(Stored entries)
—————

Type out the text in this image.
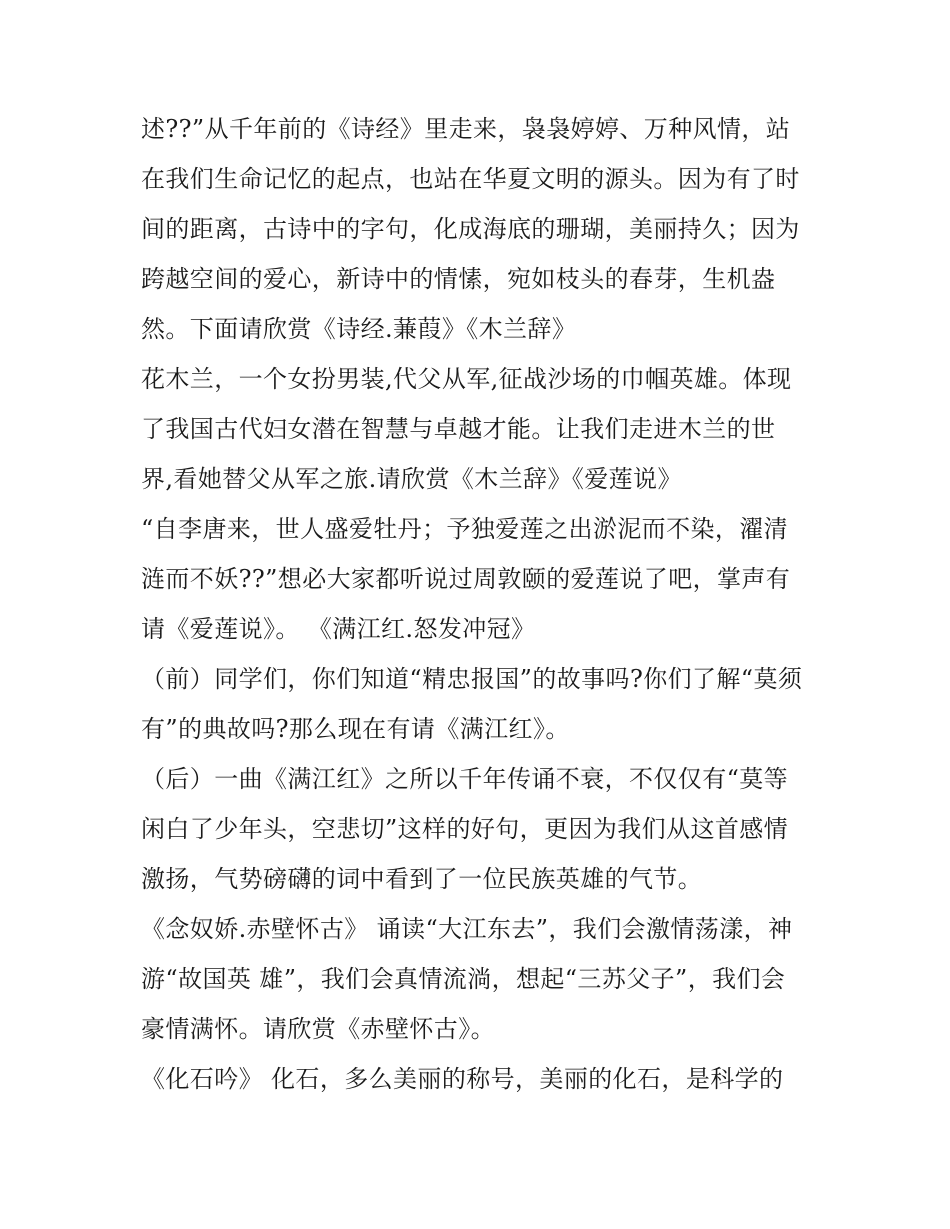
述??”从千年前的《诗经》里走来，袅袅婷婷、万种风情，站
在我们生命记忆的起点，也站在华夏文明的源头。因为有了时
间的距离，古诗中的字句，化成海底的珊瑚，美丽持久；因为
跨越空间的爱心，新诗中的情愫，宛如枝头的春芽，生机盎
然。下面请欣赏《诗经.蒹葭》《木兰辞》
花木兰，一个女扮男装,代父从军,征战沙场的巾帼英雄。体现
了我国古代妇女潜在智慧与卓越才能。让我们走进木兰的世
界,看她替父从军之旅.请欣赏《木兰辞》《爱莲说》
“自李唐来，世人盛爱牡丹；予独爱莲之出淤泥而不染，濯清
涟而不妖??”想必大家都听说过周敦颐的爱莲说了吧，掌声有
请《爱莲说》。 《满江红.怒发冲冠》
（前）同学们，你们知道“精忠报国”的故事吗?你们了解“莫须
有”的典故吗?那么现在有请《满江红》。
（后）一曲《满江红》之所以千年传诵不衰，不仅仅有“莫等
闲白了少年头，空悲切”这样的好句，更因为我们从这首感情
激扬，气势磅礴的词中看到了一位民族英雄的气节。
《念奴娇.赤壁怀古》 诵读“大江东去”，我们会激情荡漾，神
游“故国英 雄”，我们会真情流淌，想起“三苏父子”，我们会
豪情满怀。请欣赏《赤壁怀古》。
《化石吟》 化石，多么美丽的称号，美丽的化石，是科学的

—————

▶ _TASK PROMPT_:
Reproduce each line word for word and drop the pictures.

▶ _SOLUTION TO THE PROBLEM_:
Type out the text in this image.
述??”从千年前的《诗经》里走来，袅袅婷婷、万种风情，站
在我们生命记忆的起点，也站在华夏文明的源头。因为有了时
间的距离，古诗中的字句，化成海底的珊瑚，美丽持久；因为
跨越空间的爱心，新诗中的情愫，宛如枝头的春芽，生机盎
然。下面请欣赏《诗经.蒹葭》《木兰辞》
花木兰，一个女扮男装,代父从军,征战沙场的巾帼英雄。体现
了我国古代妇女潜在智慧与卓越才能。让我们走进木兰的世
界,看她替父从军之旅.请欣赏《木兰辞》《爱莲说》
“自李唐来，世人盛爱牡丹；予独爱莲之出淤泥而不染，濯清
涟而不妖??”想必大家都听说过周敦颐的爱莲说了吧，掌声有
请《爱莲说》。 《满江红.怒发冲冠》
（前）同学们，你们知道“精忠报国”的故事吗?你们了解“莫须
有”的典故吗?那么现在有请《满江红》。
（后）一曲《满江红》之所以千年传诵不衰，不仅仅有“莫等
闲白了少年头，空悲切”这样的好句，更因为我们从这首感情
激扬，气势磅礴的词中看到了一位民族英雄的气节。
《念奴娇.赤壁怀古》 诵读“大江东去”，我们会激情荡漾，神
游“故国英 雄”，我们会真情流淌，想起“三苏父子”，我们会
豪情满怀。请欣赏《赤壁怀古》。
《化石吟》 化石，多么美丽的称号，美丽的化石，是科学的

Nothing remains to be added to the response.